- [Exercise goal]:
Transcribe the entries that follow exactly as they appear, minus pictures.
───── Supplied data ─────
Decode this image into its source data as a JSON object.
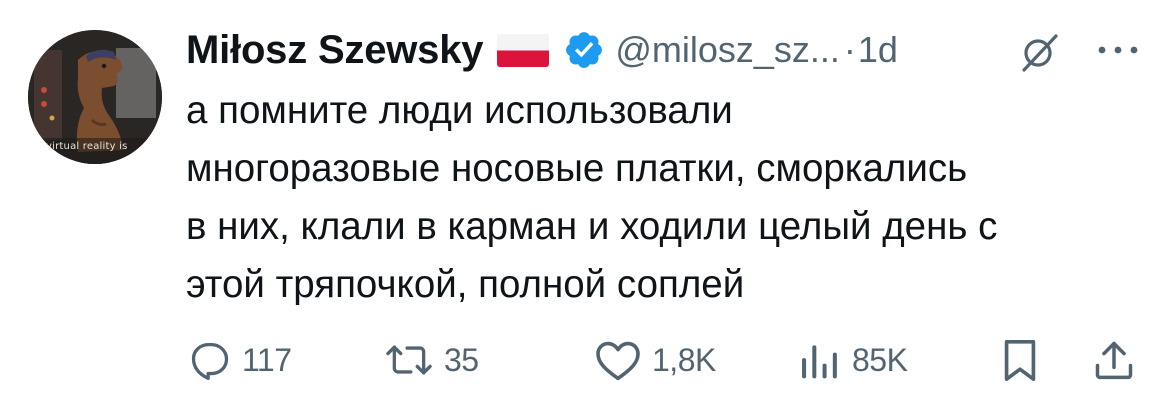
{
  "author": {
    "display_name": "Miłosz Szewsky",
    "flag": "poland-flag-icon",
    "verified_icon": "verified-badge-icon",
    "verified_color": "#1d9bf0",
    "handle": "@milosz_sz...",
    "separator": "·",
    "time": "1d",
    "avatar_caption": "virtual reality is"
  },
  "tweet": {
    "lines": [
      "а помните люди использовали",
      "многоразовые носовые платки, сморкались",
      "в них, клали в карман и ходили целый день с",
      "этой тряпочкой, полной соплей"
    ]
  },
  "actions": {
    "reply": {
      "icon": "reply-icon",
      "count": "117"
    },
    "repost": {
      "icon": "repost-icon",
      "count": "35"
    },
    "like": {
      "icon": "heart-icon",
      "count": "1,8K"
    },
    "views": {
      "icon": "views-chart-icon",
      "count": "85K"
    },
    "bookmark": {
      "icon": "bookmark-icon"
    },
    "share": {
      "icon": "share-icon"
    }
  },
  "colors": {
    "text_primary": "#0f1419",
    "text_secondary": "#536471",
    "accent": "#1d9bf0"
  }
}
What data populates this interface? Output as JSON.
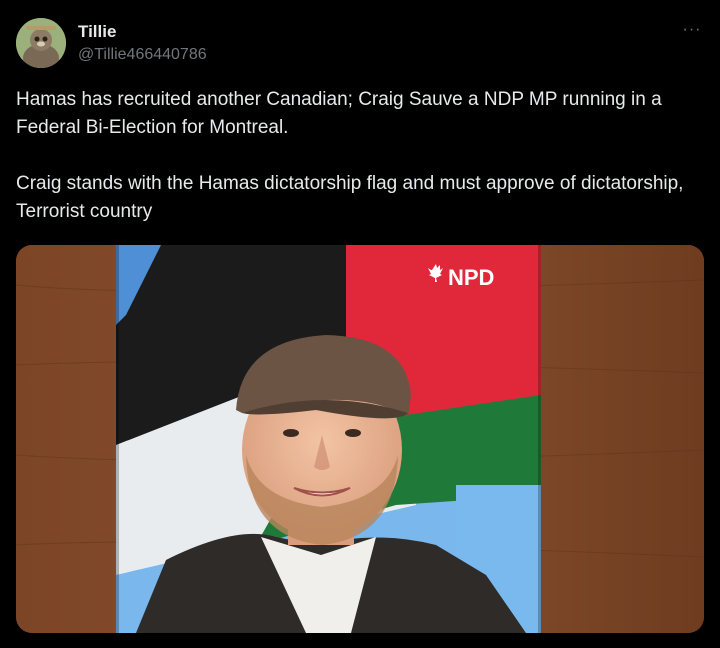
{
  "author": {
    "name": "Tillie",
    "handle": "@Tillie466440786"
  },
  "more_menu": "···",
  "tweet": {
    "paragraphs": [
      "Hamas has recruited another Canadian; Craig Sauve a NDP MP running in a Federal Bi-Election for Montreal.",
      "Craig stands with the Hamas dictatorship flag and must approve of dictatorship, Terrorist country"
    ]
  },
  "media": {
    "poster_logo": "NPD",
    "colors": {
      "flag_red": "#e0283a",
      "flag_green": "#1f7a3a",
      "flag_black": "#1a1a1a",
      "flag_white": "#e9ecef",
      "sky_blue": "#6aaee8",
      "wood": "#7a4325",
      "cap": "#6b5444",
      "jacket": "#2e2b29"
    }
  }
}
─────
- [Written answer]:
Decode this image into its source data as a JSON object.
{
  "author": {
    "display_name": "Miłosz Szewsky",
    "flag": "poland-flag-icon",
    "verified_icon": "verified-badge-icon",
    "verified_color": "#1d9bf0",
    "handle": "@milosz_sz...",
    "separator": "·",
    "time": "1d",
    "avatar_caption": "virtual reality is"
  },
  "tweet": {
    "lines": [
      "а помните люди использовали",
      "многоразовые носовые платки, сморкались",
      "в них, клали в карман и ходили целый день с",
      "этой тряпочкой, полной соплей"
    ]
  },
  "actions": {
    "reply": {
      "icon": "reply-icon",
      "count": "117"
    },
    "repost": {
      "icon": "repost-icon",
      "count": "35"
    },
    "like": {
      "icon": "heart-icon",
      "count": "1,8K"
    },
    "views": {
      "icon": "views-chart-icon",
      "count": "85K"
    },
    "bookmark": {
      "icon": "bookmark-icon"
    },
    "share": {
      "icon": "share-icon"
    }
  },
  "colors": {
    "text_primary": "#0f1419",
    "text_secondary": "#536471",
    "accent": "#1d9bf0"
  }
}
What data populates this interface? Output as JSON.
{
  "author": {
    "name": "Tillie",
    "handle": "@Tillie466440786"
  },
  "more_menu": "···",
  "tweet": {
    "paragraphs": [
      "Hamas has recruited another Canadian; Craig Sauve a NDP MP running in a Federal Bi-Election for Montreal.",
      "Craig stands with the Hamas dictatorship flag and must approve of dictatorship, Terrorist country"
    ]
  },
  "media": {
    "poster_logo": "NPD",
    "colors": {
      "flag_red": "#e0283a",
      "flag_green": "#1f7a3a",
      "flag_black": "#1a1a1a",
      "flag_white": "#e9ecef",
      "sky_blue": "#6aaee8",
      "wood": "#7a4325",
      "cap": "#6b5444",
      "jacket": "#2e2b29"
    }
  }
}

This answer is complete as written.